A run of records
__________

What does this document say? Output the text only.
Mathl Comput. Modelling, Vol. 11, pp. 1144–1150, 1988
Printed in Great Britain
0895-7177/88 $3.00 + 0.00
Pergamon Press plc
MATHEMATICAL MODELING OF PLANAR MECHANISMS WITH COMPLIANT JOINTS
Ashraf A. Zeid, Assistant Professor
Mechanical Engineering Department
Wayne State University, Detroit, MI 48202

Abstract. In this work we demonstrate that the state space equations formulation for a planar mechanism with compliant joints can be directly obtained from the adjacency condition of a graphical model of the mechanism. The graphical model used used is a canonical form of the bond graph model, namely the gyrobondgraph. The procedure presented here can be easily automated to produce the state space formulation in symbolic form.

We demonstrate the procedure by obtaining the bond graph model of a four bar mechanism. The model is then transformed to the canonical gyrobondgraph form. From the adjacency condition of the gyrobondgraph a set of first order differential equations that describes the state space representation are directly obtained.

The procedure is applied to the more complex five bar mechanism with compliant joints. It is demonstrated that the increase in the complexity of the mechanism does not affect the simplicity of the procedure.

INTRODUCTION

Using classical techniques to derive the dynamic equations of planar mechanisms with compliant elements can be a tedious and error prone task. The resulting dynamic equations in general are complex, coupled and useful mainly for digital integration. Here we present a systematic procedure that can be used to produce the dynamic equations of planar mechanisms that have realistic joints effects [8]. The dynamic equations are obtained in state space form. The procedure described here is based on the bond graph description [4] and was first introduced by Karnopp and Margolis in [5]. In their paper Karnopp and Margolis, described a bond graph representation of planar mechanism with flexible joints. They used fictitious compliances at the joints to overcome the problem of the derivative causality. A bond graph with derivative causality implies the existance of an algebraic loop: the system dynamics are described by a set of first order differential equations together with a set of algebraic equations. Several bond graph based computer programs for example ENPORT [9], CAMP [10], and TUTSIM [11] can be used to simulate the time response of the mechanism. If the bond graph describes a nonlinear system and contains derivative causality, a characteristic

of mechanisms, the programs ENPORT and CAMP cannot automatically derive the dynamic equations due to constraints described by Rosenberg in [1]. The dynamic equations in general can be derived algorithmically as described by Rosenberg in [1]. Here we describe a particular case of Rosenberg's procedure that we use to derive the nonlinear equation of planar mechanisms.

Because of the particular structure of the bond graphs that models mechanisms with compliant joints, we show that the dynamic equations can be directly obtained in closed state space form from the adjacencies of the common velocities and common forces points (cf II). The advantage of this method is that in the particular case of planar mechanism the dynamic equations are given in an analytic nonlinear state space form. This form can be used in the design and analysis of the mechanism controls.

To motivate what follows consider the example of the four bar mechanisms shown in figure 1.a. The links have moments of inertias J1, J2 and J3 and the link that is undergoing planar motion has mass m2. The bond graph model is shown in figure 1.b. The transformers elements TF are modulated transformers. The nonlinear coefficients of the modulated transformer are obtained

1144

__________

● **WHAT YOU SHOULD DO**:
Repeat all the entries exactly as given.

● **COMPLETED TASK**:
What does this document say? Output the text only.
Mathl Comput. Modelling, Vol. 11, pp. 1144–1150, 1988
Printed in Great Britain
0895-7177/88 $3.00 + 0.00
Pergamon Press plc
MATHEMATICAL MODELING OF PLANAR MECHANISMS WITH COMPLIANT JOINTS
Ashraf A. Zeid, Assistant Professor
Mechanical Engineering Department
Wayne State University, Detroit, MI 48202

Abstract. In this work we demonstrate that the state space equations formulation for a planar mechanism with compliant joints can be directly obtained from the adjacency condition of a graphical model of the mechanism. The graphical model used used is a canonical form of the bond graph model, namely the gyrobondgraph. The procedure presented here can be easily automated to produce the state space formulation in symbolic form.

We demonstrate the procedure by obtaining the bond graph model of a four bar mechanism. The model is then transformed to the canonical gyrobondgraph form. From the adjacency condition of the gyrobondgraph a set of first order differential equations that describes the state space representation are directly obtained.

The procedure is applied to the more complex five bar mechanism with compliant joints. It is demonstrated that the increase in the complexity of the mechanism does not affect the simplicity of the procedure.

INTRODUCTION

Using classical techniques to derive the dynamic equations of planar mechanisms with compliant elements can be a tedious and error prone task. The resulting dynamic equations in general are complex, coupled and useful mainly for digital integration. Here we present a systematic procedure that can be used to produce the dynamic equations of planar mechanisms that have realistic joints effects [8]. The dynamic equations are obtained in state space form. The procedure described here is based on the bond graph description [4] and was first introduced by Karnopp and Margolis in [5]. In their paper Karnopp and Margolis, described a bond graph representation of planar mechanism with flexible joints. They used fictitious compliances at the joints to overcome the problem of the derivative causality. A bond graph with derivative causality implies the existance of an algebraic loop: the system dynamics are described by a set of first order differential equations together with a set of algebraic equations. Several bond graph based computer programs for example ENPORT [9], CAMP [10], and TUTSIM [11] can be used to simulate the time response of the mechanism. If the bond graph describes a nonlinear system and contains derivative causality, a characteristic

of mechanisms, the programs ENPORT and CAMP cannot automatically derive the dynamic equations due to constraints described by Rosenberg in [1]. The dynamic equations in general can be derived algorithmically as described by Rosenberg in [1]. Here we describe a particular case of Rosenberg's procedure that we use to derive the nonlinear equation of planar mechanisms.

Because of the particular structure of the bond graphs that models mechanisms with compliant joints, we show that the dynamic equations can be directly obtained in closed state space form from the adjacencies of the common velocities and common forces points (cf II). The advantage of this method is that in the particular case of planar mechanism the dynamic equations are given in an analytic nonlinear state space form. This form can be used in the design and analysis of the mechanism controls.

To motivate what follows consider the example of the four bar mechanisms shown in figure 1.a. The links have moments of inertias J1, J2 and J3 and the link that is undergoing planar motion has mass m2. The bond graph model is shown in figure 1.b. The transformers elements TF are modulated transformers. The nonlinear coefficients of the modulated transformer are obtained

1144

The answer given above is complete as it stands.